Items from a data source:
## begin

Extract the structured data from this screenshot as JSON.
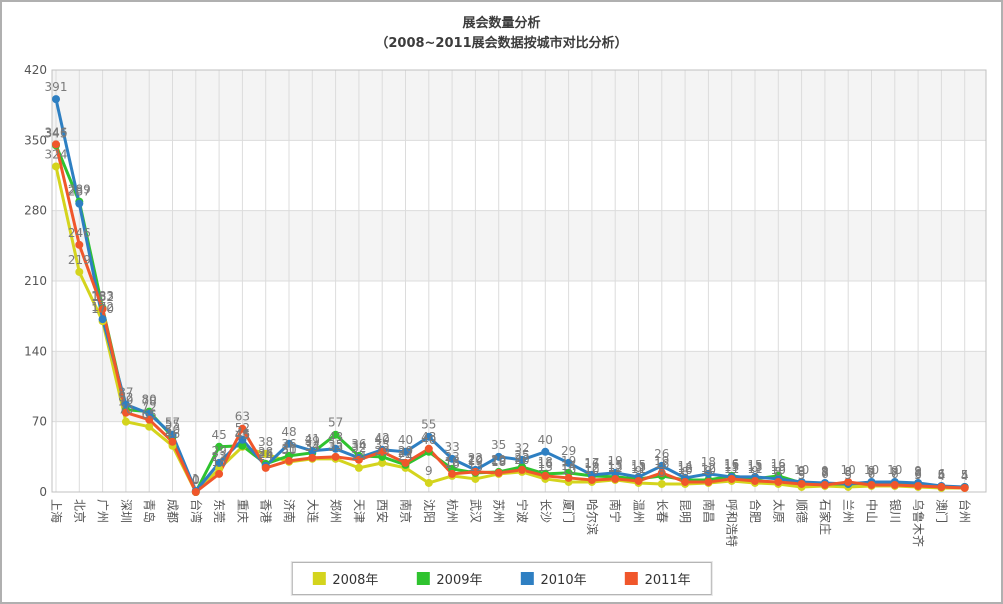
{
  "title": {
    "line1": "展会数量分析",
    "line2": "（2008~2011展会数据按城市对比分析）"
  },
  "chart_data": {
    "type": "line",
    "categories": [
      "上海",
      "北京",
      "广州",
      "深圳",
      "青岛",
      "成都",
      "台湾",
      "东莞",
      "重庆",
      "香港",
      "济南",
      "大连",
      "郑州",
      "天津",
      "西安",
      "南京",
      "沈阳",
      "杭州",
      "武汉",
      "苏州",
      "宁波",
      "长沙",
      "厦门",
      "哈尔滨",
      "南宁",
      "温州",
      "长春",
      "昆明",
      "南昌",
      "呼和浩特",
      "合肥",
      "太原",
      "顺德",
      "石家庄",
      "兰州",
      "中山",
      "银川",
      "乌鲁木齐",
      "澳门",
      "台州"
    ],
    "series": [
      {
        "name": "2008年",
        "color": "#d4d41d",
        "values": [
          324,
          219,
          170,
          70,
          65,
          46,
          0,
          23,
          45,
          38,
          30,
          33,
          33,
          24,
          29,
          24,
          9,
          16,
          13,
          18,
          20,
          13,
          10,
          10,
          12,
          9,
          8,
          8,
          9,
          11,
          9,
          8,
          5,
          6,
          5,
          6,
          6,
          5,
          4,
          4
        ]
      },
      {
        "name": "2009年",
        "color": "#2fc32f",
        "values": [
          345,
          289,
          183,
          82,
          80,
          55,
          0,
          45,
          46,
          28,
          36,
          39,
          57,
          36,
          35,
          27,
          40,
          23,
          19,
          20,
          25,
          18,
          19,
          16,
          15,
          13,
          16,
          12,
          12,
          16,
          13,
          16,
          9,
          8,
          8,
          9,
          9,
          8,
          5,
          5
        ]
      },
      {
        "name": "2010年",
        "color": "#2e7fc2",
        "values": [
          391,
          287,
          172,
          87,
          78,
          57,
          1,
          29,
          52,
          26,
          48,
          41,
          43,
          34,
          42,
          40,
          55,
          33,
          22,
          35,
          32,
          40,
          29,
          17,
          19,
          15,
          26,
          14,
          18,
          15,
          15,
          13,
          10,
          9,
          8,
          10,
          10,
          9,
          6,
          5
        ]
      },
      {
        "name": "2011年",
        "color": "#f0562b",
        "values": [
          346,
          246,
          182,
          79,
          72,
          50,
          0,
          18,
          63,
          24,
          31,
          34,
          35,
          32,
          40,
          29,
          43,
          18,
          20,
          19,
          22,
          16,
          14,
          12,
          13,
          11,
          19,
          10,
          10,
          13,
          11,
          10,
          8,
          7,
          10,
          7,
          7,
          6,
          5,
          4
        ]
      }
    ],
    "ylim": [
      0,
      420
    ],
    "y_ticks": [
      0,
      70,
      140,
      210,
      280,
      350,
      420
    ],
    "grid": true,
    "legend_position": "bottom"
  },
  "colors": {
    "band_fill": "#f4f4f4",
    "gridline": "#dcdcdc",
    "plot_frame": "#c0c0c0",
    "y_tick_text": "#555555",
    "x_label_text": "#555555",
    "value_label_text": "#7a7a7a",
    "title_text": "#3c3c3c"
  }
}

## end

> _TASK INSTRUCTIONS_: Make an exact copy of all entries above, dropping the images.

> _WRITTEN ANSWER_:
Extract the structured data from this screenshot as JSON.
{
  "title": {
    "line1": "展会数量分析",
    "line2": "（2008~2011展会数据按城市对比分析）"
  },
  "chart_data": {
    "type": "line",
    "categories": [
      "上海",
      "北京",
      "广州",
      "深圳",
      "青岛",
      "成都",
      "台湾",
      "东莞",
      "重庆",
      "香港",
      "济南",
      "大连",
      "郑州",
      "天津",
      "西安",
      "南京",
      "沈阳",
      "杭州",
      "武汉",
      "苏州",
      "宁波",
      "长沙",
      "厦门",
      "哈尔滨",
      "南宁",
      "温州",
      "长春",
      "昆明",
      "南昌",
      "呼和浩特",
      "合肥",
      "太原",
      "顺德",
      "石家庄",
      "兰州",
      "中山",
      "银川",
      "乌鲁木齐",
      "澳门",
      "台州"
    ],
    "series": [
      {
        "name": "2008年",
        "color": "#d4d41d",
        "values": [
          324,
          219,
          170,
          70,
          65,
          46,
          0,
          23,
          45,
          38,
          30,
          33,
          33,
          24,
          29,
          24,
          9,
          16,
          13,
          18,
          20,
          13,
          10,
          10,
          12,
          9,
          8,
          8,
          9,
          11,
          9,
          8,
          5,
          6,
          5,
          6,
          6,
          5,
          4,
          4
        ]
      },
      {
        "name": "2009年",
        "color": "#2fc32f",
        "values": [
          345,
          289,
          183,
          82,
          80,
          55,
          0,
          45,
          46,
          28,
          36,
          39,
          57,
          36,
          35,
          27,
          40,
          23,
          19,
          20,
          25,
          18,
          19,
          16,
          15,
          13,
          16,
          12,
          12,
          16,
          13,
          16,
          9,
          8,
          8,
          9,
          9,
          8,
          5,
          5
        ]
      },
      {
        "name": "2010年",
        "color": "#2e7fc2",
        "values": [
          391,
          287,
          172,
          87,
          78,
          57,
          1,
          29,
          52,
          26,
          48,
          41,
          43,
          34,
          42,
          40,
          55,
          33,
          22,
          35,
          32,
          40,
          29,
          17,
          19,
          15,
          26,
          14,
          18,
          15,
          15,
          13,
          10,
          9,
          8,
          10,
          10,
          9,
          6,
          5
        ]
      },
      {
        "name": "2011年",
        "color": "#f0562b",
        "values": [
          346,
          246,
          182,
          79,
          72,
          50,
          0,
          18,
          63,
          24,
          31,
          34,
          35,
          32,
          40,
          29,
          43,
          18,
          20,
          19,
          22,
          16,
          14,
          12,
          13,
          11,
          19,
          10,
          10,
          13,
          11,
          10,
          8,
          7,
          10,
          7,
          7,
          6,
          5,
          4
        ]
      }
    ],
    "ylim": [
      0,
      420
    ],
    "y_ticks": [
      0,
      70,
      140,
      210,
      280,
      350,
      420
    ],
    "grid": true,
    "legend_position": "bottom"
  },
  "colors": {
    "band_fill": "#f4f4f4",
    "gridline": "#dcdcdc",
    "plot_frame": "#c0c0c0",
    "y_tick_text": "#555555",
    "x_label_text": "#555555",
    "value_label_text": "#7a7a7a",
    "title_text": "#3c3c3c"
  }
}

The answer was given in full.